* **DATASET ENTRIES**
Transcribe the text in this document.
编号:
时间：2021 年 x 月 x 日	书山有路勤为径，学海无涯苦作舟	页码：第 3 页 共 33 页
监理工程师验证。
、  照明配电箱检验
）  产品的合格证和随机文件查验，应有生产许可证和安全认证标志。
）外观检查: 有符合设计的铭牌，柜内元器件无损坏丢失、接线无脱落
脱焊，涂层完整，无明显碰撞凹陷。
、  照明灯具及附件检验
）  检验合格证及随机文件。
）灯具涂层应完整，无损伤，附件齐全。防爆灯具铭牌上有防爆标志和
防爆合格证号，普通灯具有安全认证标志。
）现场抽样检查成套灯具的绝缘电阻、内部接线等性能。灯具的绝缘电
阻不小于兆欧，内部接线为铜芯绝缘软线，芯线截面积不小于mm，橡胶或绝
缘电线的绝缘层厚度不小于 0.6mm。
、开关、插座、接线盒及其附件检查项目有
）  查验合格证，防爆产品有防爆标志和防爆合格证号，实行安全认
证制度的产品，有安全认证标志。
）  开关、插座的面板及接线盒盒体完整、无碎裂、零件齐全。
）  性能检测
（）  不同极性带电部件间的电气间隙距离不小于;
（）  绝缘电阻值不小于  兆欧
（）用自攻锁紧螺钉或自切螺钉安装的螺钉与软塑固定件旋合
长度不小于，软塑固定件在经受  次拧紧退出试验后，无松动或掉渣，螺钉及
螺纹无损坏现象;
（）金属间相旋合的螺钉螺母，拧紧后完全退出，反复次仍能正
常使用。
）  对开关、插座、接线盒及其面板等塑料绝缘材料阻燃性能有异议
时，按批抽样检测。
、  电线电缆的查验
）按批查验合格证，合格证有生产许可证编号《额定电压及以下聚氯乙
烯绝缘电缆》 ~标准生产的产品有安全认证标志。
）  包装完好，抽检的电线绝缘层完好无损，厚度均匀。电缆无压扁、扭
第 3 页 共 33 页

* **THE REQUEST**
Output the entries exactly.

* **CORRECT ANSWER**
Transcribe the text in this document.
编号:
时间：2021 年 x 月 x 日	书山有路勤为径，学海无涯苦作舟	页码：第 3 页 共 33 页
监理工程师验证。
、  照明配电箱检验
）  产品的合格证和随机文件查验，应有生产许可证和安全认证标志。
）外观检查: 有符合设计的铭牌，柜内元器件无损坏丢失、接线无脱落
脱焊，涂层完整，无明显碰撞凹陷。
、  照明灯具及附件检验
）  检验合格证及随机文件。
）灯具涂层应完整，无损伤，附件齐全。防爆灯具铭牌上有防爆标志和
防爆合格证号，普通灯具有安全认证标志。
）现场抽样检查成套灯具的绝缘电阻、内部接线等性能。灯具的绝缘电
阻不小于兆欧，内部接线为铜芯绝缘软线，芯线截面积不小于mm，橡胶或绝
缘电线的绝缘层厚度不小于 0.6mm。
、开关、插座、接线盒及其附件检查项目有
）  查验合格证，防爆产品有防爆标志和防爆合格证号，实行安全认
证制度的产品，有安全认证标志。
）  开关、插座的面板及接线盒盒体完整、无碎裂、零件齐全。
）  性能检测
（）  不同极性带电部件间的电气间隙距离不小于;
（）  绝缘电阻值不小于  兆欧
（）用自攻锁紧螺钉或自切螺钉安装的螺钉与软塑固定件旋合
长度不小于，软塑固定件在经受  次拧紧退出试验后，无松动或掉渣，螺钉及
螺纹无损坏现象;
（）金属间相旋合的螺钉螺母，拧紧后完全退出，反复次仍能正
常使用。
）  对开关、插座、接线盒及其面板等塑料绝缘材料阻燃性能有异议
时，按批抽样检测。
、  电线电缆的查验
）按批查验合格证，合格证有生产许可证编号《额定电压及以下聚氯乙
烯绝缘电缆》 ~标准生产的产品有安全认证标志。
）  包装完好，抽检的电线绝缘层完好无损，厚度均匀。电缆无压扁、扭
第 3 页 共 33 页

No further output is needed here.